* Task instructions *
Restate each of the lines below word for word and drop every picture.

* Dataset records *
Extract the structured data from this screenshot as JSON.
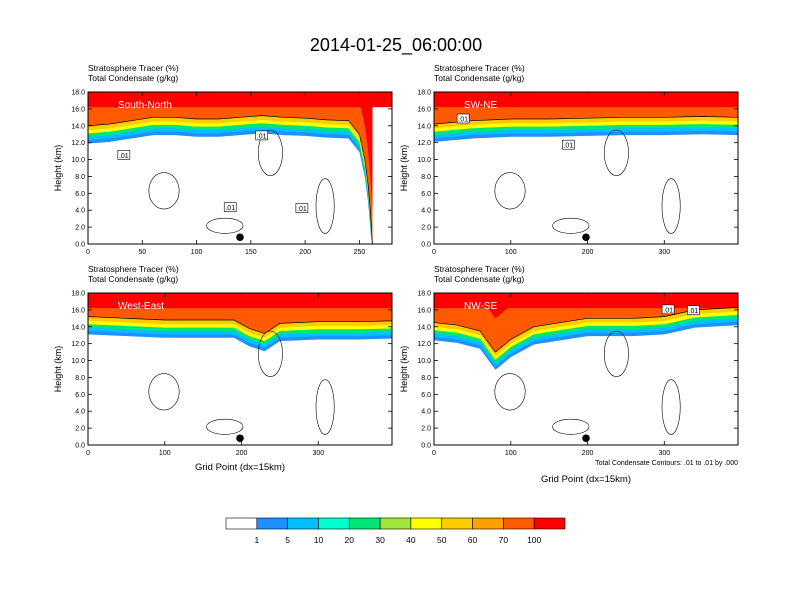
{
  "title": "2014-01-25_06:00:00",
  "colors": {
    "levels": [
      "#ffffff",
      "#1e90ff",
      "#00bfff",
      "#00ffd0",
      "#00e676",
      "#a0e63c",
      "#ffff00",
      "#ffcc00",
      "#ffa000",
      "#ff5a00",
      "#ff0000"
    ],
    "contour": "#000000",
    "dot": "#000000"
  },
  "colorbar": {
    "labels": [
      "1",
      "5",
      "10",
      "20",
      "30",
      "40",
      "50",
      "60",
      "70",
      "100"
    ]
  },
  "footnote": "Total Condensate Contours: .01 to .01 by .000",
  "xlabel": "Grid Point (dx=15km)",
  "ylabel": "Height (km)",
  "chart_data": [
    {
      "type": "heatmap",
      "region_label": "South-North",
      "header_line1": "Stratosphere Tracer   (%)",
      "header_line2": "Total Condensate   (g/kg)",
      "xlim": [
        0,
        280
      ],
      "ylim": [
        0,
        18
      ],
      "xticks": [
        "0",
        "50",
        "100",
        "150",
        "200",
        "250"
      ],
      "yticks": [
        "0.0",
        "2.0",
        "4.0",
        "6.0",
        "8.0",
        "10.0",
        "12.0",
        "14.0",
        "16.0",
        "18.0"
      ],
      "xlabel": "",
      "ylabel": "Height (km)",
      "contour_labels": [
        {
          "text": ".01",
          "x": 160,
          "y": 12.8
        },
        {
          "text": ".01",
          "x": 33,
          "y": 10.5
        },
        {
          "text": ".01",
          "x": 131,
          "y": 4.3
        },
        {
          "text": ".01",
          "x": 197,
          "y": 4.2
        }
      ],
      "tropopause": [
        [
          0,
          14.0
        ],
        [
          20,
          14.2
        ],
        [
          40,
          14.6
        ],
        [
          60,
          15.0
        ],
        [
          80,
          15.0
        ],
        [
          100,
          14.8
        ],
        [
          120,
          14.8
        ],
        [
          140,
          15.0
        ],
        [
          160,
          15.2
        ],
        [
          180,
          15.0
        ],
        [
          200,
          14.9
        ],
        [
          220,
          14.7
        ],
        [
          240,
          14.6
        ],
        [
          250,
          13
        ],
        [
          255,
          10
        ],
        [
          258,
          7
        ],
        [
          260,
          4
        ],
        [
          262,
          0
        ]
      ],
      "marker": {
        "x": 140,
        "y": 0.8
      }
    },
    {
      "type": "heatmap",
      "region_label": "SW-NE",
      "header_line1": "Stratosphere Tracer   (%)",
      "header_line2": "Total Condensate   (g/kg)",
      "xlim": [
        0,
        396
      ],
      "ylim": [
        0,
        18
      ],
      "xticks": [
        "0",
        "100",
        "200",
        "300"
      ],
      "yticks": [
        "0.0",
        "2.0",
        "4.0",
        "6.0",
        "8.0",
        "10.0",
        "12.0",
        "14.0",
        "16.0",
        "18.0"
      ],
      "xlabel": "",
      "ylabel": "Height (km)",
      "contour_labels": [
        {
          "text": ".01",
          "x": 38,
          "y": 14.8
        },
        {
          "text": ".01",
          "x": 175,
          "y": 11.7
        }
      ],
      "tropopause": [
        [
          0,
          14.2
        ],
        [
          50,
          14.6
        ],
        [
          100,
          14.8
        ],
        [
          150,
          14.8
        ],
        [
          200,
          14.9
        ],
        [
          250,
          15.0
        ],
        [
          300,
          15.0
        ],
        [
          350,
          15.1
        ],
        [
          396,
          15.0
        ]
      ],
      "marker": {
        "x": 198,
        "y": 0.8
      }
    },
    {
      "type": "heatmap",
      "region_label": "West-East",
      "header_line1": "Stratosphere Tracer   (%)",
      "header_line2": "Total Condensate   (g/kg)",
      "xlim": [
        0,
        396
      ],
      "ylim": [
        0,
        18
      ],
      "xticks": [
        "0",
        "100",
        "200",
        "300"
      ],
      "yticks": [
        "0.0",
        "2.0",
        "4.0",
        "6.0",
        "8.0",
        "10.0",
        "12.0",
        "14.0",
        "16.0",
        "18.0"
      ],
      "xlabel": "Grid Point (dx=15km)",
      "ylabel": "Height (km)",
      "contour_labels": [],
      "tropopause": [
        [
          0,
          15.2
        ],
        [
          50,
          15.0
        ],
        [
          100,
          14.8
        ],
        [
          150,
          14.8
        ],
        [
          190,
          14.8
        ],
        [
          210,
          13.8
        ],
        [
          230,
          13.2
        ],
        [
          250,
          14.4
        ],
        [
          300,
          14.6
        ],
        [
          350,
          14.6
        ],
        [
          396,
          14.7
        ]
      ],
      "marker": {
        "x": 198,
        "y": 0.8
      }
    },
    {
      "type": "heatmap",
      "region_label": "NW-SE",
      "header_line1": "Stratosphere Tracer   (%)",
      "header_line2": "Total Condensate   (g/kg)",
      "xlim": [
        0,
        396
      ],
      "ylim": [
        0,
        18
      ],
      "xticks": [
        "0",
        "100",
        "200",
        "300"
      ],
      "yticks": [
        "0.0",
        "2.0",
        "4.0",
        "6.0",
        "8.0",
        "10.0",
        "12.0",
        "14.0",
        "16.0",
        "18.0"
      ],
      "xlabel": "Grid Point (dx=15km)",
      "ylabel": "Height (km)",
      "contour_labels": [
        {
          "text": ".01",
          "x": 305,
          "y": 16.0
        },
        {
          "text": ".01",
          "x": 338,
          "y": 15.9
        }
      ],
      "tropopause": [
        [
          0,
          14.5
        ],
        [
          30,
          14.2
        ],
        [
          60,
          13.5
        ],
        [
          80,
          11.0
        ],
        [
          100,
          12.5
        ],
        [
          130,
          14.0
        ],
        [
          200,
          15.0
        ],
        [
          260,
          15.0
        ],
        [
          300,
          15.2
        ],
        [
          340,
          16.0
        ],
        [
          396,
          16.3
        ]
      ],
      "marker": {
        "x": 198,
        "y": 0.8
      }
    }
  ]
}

* Final answer *
Extract the structured data from this screenshot as JSON.
{
  "title": "2014-01-25_06:00:00",
  "colors": {
    "levels": [
      "#ffffff",
      "#1e90ff",
      "#00bfff",
      "#00ffd0",
      "#00e676",
      "#a0e63c",
      "#ffff00",
      "#ffcc00",
      "#ffa000",
      "#ff5a00",
      "#ff0000"
    ],
    "contour": "#000000",
    "dot": "#000000"
  },
  "colorbar": {
    "labels": [
      "1",
      "5",
      "10",
      "20",
      "30",
      "40",
      "50",
      "60",
      "70",
      "100"
    ]
  },
  "footnote": "Total Condensate Contours: .01 to .01 by .000",
  "xlabel": "Grid Point (dx=15km)",
  "ylabel": "Height (km)",
  "chart_data": [
    {
      "type": "heatmap",
      "region_label": "South-North",
      "header_line1": "Stratosphere Tracer   (%)",
      "header_line2": "Total Condensate   (g/kg)",
      "xlim": [
        0,
        280
      ],
      "ylim": [
        0,
        18
      ],
      "xticks": [
        "0",
        "50",
        "100",
        "150",
        "200",
        "250"
      ],
      "yticks": [
        "0.0",
        "2.0",
        "4.0",
        "6.0",
        "8.0",
        "10.0",
        "12.0",
        "14.0",
        "16.0",
        "18.0"
      ],
      "xlabel": "",
      "ylabel": "Height (km)",
      "contour_labels": [
        {
          "text": ".01",
          "x": 160,
          "y": 12.8
        },
        {
          "text": ".01",
          "x": 33,
          "y": 10.5
        },
        {
          "text": ".01",
          "x": 131,
          "y": 4.3
        },
        {
          "text": ".01",
          "x": 197,
          "y": 4.2
        }
      ],
      "tropopause": [
        [
          0,
          14.0
        ],
        [
          20,
          14.2
        ],
        [
          40,
          14.6
        ],
        [
          60,
          15.0
        ],
        [
          80,
          15.0
        ],
        [
          100,
          14.8
        ],
        [
          120,
          14.8
        ],
        [
          140,
          15.0
        ],
        [
          160,
          15.2
        ],
        [
          180,
          15.0
        ],
        [
          200,
          14.9
        ],
        [
          220,
          14.7
        ],
        [
          240,
          14.6
        ],
        [
          250,
          13
        ],
        [
          255,
          10
        ],
        [
          258,
          7
        ],
        [
          260,
          4
        ],
        [
          262,
          0
        ]
      ],
      "marker": {
        "x": 140,
        "y": 0.8
      }
    },
    {
      "type": "heatmap",
      "region_label": "SW-NE",
      "header_line1": "Stratosphere Tracer   (%)",
      "header_line2": "Total Condensate   (g/kg)",
      "xlim": [
        0,
        396
      ],
      "ylim": [
        0,
        18
      ],
      "xticks": [
        "0",
        "100",
        "200",
        "300"
      ],
      "yticks": [
        "0.0",
        "2.0",
        "4.0",
        "6.0",
        "8.0",
        "10.0",
        "12.0",
        "14.0",
        "16.0",
        "18.0"
      ],
      "xlabel": "",
      "ylabel": "Height (km)",
      "contour_labels": [
        {
          "text": ".01",
          "x": 38,
          "y": 14.8
        },
        {
          "text": ".01",
          "x": 175,
          "y": 11.7
        }
      ],
      "tropopause": [
        [
          0,
          14.2
        ],
        [
          50,
          14.6
        ],
        [
          100,
          14.8
        ],
        [
          150,
          14.8
        ],
        [
          200,
          14.9
        ],
        [
          250,
          15.0
        ],
        [
          300,
          15.0
        ],
        [
          350,
          15.1
        ],
        [
          396,
          15.0
        ]
      ],
      "marker": {
        "x": 198,
        "y": 0.8
      }
    },
    {
      "type": "heatmap",
      "region_label": "West-East",
      "header_line1": "Stratosphere Tracer   (%)",
      "header_line2": "Total Condensate   (g/kg)",
      "xlim": [
        0,
        396
      ],
      "ylim": [
        0,
        18
      ],
      "xticks": [
        "0",
        "100",
        "200",
        "300"
      ],
      "yticks": [
        "0.0",
        "2.0",
        "4.0",
        "6.0",
        "8.0",
        "10.0",
        "12.0",
        "14.0",
        "16.0",
        "18.0"
      ],
      "xlabel": "Grid Point (dx=15km)",
      "ylabel": "Height (km)",
      "contour_labels": [],
      "tropopause": [
        [
          0,
          15.2
        ],
        [
          50,
          15.0
        ],
        [
          100,
          14.8
        ],
        [
          150,
          14.8
        ],
        [
          190,
          14.8
        ],
        [
          210,
          13.8
        ],
        [
          230,
          13.2
        ],
        [
          250,
          14.4
        ],
        [
          300,
          14.6
        ],
        [
          350,
          14.6
        ],
        [
          396,
          14.7
        ]
      ],
      "marker": {
        "x": 198,
        "y": 0.8
      }
    },
    {
      "type": "heatmap",
      "region_label": "NW-SE",
      "header_line1": "Stratosphere Tracer   (%)",
      "header_line2": "Total Condensate   (g/kg)",
      "xlim": [
        0,
        396
      ],
      "ylim": [
        0,
        18
      ],
      "xticks": [
        "0",
        "100",
        "200",
        "300"
      ],
      "yticks": [
        "0.0",
        "2.0",
        "4.0",
        "6.0",
        "8.0",
        "10.0",
        "12.0",
        "14.0",
        "16.0",
        "18.0"
      ],
      "xlabel": "Grid Point (dx=15km)",
      "ylabel": "Height (km)",
      "contour_labels": [
        {
          "text": ".01",
          "x": 305,
          "y": 16.0
        },
        {
          "text": ".01",
          "x": 338,
          "y": 15.9
        }
      ],
      "tropopause": [
        [
          0,
          14.5
        ],
        [
          30,
          14.2
        ],
        [
          60,
          13.5
        ],
        [
          80,
          11.0
        ],
        [
          100,
          12.5
        ],
        [
          130,
          14.0
        ],
        [
          200,
          15.0
        ],
        [
          260,
          15.0
        ],
        [
          300,
          15.2
        ],
        [
          340,
          16.0
        ],
        [
          396,
          16.3
        ]
      ],
      "marker": {
        "x": 198,
        "y": 0.8
      }
    }
  ]
}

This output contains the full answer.